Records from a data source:
◇ ◇ ◇ ◇ ◇ ◇ ◇
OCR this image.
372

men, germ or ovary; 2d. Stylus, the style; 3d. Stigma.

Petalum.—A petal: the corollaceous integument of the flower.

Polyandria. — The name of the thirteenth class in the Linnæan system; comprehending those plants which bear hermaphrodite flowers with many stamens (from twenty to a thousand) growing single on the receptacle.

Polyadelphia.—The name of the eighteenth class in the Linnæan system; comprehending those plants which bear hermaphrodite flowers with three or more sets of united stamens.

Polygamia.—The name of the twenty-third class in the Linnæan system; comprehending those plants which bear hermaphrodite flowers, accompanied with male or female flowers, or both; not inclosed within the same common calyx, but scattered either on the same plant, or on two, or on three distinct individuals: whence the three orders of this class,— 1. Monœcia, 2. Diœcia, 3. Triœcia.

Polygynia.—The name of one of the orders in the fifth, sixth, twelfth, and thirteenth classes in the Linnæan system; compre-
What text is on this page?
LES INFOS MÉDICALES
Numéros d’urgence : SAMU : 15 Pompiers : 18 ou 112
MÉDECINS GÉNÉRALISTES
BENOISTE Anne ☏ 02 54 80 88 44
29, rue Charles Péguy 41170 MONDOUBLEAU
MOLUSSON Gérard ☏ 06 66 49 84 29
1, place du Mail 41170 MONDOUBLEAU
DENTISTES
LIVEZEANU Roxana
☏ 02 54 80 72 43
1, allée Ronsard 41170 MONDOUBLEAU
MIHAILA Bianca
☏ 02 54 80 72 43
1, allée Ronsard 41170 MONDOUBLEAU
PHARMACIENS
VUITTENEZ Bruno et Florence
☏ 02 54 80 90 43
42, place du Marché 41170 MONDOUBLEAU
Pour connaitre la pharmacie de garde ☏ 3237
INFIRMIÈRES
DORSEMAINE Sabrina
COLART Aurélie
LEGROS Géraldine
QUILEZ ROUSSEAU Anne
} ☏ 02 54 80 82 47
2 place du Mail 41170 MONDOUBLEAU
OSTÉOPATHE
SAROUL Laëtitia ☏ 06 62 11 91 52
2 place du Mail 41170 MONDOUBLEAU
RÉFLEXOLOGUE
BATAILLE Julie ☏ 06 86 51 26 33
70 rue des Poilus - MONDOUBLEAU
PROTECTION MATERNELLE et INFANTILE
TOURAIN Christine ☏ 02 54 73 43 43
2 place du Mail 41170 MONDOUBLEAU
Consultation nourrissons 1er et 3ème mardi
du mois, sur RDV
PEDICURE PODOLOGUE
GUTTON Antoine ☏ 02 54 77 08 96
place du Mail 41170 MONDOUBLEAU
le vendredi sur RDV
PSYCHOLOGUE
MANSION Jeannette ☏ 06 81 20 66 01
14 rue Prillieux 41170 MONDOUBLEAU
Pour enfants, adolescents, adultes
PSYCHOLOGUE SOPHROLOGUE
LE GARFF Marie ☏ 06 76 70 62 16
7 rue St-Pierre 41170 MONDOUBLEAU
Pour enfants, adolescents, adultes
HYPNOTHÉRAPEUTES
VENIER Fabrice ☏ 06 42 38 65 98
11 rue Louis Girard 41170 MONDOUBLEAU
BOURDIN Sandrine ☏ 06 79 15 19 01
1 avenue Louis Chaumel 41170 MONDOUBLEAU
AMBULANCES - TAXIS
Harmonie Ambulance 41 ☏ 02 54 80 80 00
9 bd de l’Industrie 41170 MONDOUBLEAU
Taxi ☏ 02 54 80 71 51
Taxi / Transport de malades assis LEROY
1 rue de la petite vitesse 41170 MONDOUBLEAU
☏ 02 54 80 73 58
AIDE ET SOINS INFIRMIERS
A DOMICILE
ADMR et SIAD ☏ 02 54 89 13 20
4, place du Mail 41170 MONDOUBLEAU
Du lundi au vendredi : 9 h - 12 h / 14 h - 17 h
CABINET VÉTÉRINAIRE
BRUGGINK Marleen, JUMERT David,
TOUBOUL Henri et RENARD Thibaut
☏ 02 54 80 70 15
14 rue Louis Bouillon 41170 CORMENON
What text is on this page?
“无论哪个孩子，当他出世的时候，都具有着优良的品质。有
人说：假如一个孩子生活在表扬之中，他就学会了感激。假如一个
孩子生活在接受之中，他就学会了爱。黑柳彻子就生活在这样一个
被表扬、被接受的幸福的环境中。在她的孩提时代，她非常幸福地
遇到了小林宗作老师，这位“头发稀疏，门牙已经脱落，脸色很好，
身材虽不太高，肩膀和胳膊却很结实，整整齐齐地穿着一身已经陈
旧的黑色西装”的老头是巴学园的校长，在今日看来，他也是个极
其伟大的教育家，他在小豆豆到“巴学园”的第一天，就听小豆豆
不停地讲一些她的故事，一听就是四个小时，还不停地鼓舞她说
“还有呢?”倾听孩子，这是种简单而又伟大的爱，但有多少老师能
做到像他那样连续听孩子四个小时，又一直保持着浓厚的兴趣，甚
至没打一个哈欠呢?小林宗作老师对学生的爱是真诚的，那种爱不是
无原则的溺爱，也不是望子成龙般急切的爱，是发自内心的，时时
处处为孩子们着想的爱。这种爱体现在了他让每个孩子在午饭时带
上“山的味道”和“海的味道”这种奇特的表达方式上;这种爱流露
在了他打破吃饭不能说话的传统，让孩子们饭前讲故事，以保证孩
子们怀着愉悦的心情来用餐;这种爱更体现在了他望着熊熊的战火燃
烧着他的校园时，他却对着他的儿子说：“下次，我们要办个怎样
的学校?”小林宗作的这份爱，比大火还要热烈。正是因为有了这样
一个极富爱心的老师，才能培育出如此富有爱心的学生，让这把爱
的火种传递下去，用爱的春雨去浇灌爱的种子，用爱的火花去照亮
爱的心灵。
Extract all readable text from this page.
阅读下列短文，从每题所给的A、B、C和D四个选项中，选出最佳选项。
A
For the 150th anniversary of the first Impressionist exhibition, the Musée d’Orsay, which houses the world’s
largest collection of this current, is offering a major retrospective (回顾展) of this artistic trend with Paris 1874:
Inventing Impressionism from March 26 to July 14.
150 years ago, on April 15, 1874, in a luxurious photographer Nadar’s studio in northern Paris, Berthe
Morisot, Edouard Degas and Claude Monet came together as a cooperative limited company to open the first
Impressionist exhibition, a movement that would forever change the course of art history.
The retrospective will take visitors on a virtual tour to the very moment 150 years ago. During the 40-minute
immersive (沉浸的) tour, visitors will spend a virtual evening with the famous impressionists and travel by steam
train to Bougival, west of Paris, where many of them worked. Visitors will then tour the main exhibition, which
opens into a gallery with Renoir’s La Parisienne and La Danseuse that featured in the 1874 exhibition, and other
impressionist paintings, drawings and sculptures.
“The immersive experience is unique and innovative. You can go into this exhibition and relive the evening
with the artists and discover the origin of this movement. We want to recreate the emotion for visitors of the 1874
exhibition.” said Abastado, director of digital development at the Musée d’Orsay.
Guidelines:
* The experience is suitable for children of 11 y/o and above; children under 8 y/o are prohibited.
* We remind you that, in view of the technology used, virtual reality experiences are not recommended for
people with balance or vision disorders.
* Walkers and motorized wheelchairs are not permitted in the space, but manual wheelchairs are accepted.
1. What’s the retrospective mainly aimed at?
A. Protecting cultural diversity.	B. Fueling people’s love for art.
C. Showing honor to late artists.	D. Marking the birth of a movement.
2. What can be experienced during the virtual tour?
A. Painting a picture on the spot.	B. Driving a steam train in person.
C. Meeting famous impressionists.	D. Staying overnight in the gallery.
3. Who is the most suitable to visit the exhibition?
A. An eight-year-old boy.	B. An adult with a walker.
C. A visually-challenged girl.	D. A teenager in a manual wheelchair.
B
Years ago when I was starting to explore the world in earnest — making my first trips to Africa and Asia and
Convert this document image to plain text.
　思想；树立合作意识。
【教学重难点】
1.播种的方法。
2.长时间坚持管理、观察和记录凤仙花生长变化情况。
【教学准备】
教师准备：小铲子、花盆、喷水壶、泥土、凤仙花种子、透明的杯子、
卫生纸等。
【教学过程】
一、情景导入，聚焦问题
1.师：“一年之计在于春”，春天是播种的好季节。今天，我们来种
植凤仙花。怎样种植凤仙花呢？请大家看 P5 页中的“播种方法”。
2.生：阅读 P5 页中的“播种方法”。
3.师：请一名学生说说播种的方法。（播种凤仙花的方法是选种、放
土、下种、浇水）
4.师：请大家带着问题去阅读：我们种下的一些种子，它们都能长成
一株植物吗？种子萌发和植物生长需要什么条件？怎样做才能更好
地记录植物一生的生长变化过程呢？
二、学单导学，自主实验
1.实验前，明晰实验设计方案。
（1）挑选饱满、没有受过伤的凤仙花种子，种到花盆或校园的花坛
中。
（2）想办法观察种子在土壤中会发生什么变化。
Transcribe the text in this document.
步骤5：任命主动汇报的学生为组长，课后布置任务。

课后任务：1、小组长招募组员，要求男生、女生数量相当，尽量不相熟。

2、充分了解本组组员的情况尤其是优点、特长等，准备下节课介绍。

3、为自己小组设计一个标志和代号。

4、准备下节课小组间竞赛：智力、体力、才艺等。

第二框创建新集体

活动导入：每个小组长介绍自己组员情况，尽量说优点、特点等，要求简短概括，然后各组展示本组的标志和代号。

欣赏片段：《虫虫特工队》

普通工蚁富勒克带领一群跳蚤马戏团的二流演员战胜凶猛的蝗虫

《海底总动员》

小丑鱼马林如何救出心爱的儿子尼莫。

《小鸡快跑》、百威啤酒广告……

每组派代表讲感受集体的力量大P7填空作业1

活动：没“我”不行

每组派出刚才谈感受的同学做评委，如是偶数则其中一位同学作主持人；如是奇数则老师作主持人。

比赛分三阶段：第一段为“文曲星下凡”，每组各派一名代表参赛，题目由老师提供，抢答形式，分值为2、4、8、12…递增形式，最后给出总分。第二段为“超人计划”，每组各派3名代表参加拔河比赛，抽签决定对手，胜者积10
◇ ◇ ◇ ◇ ◇ ◇ ◇
### Exercise task
Scan the material above for the string "PSYCHOLOGUE" and report each line where you find it.

### Solution to this task
PSYCHOLOGUE
PSYCHOLOGUE SOPHROLOGUE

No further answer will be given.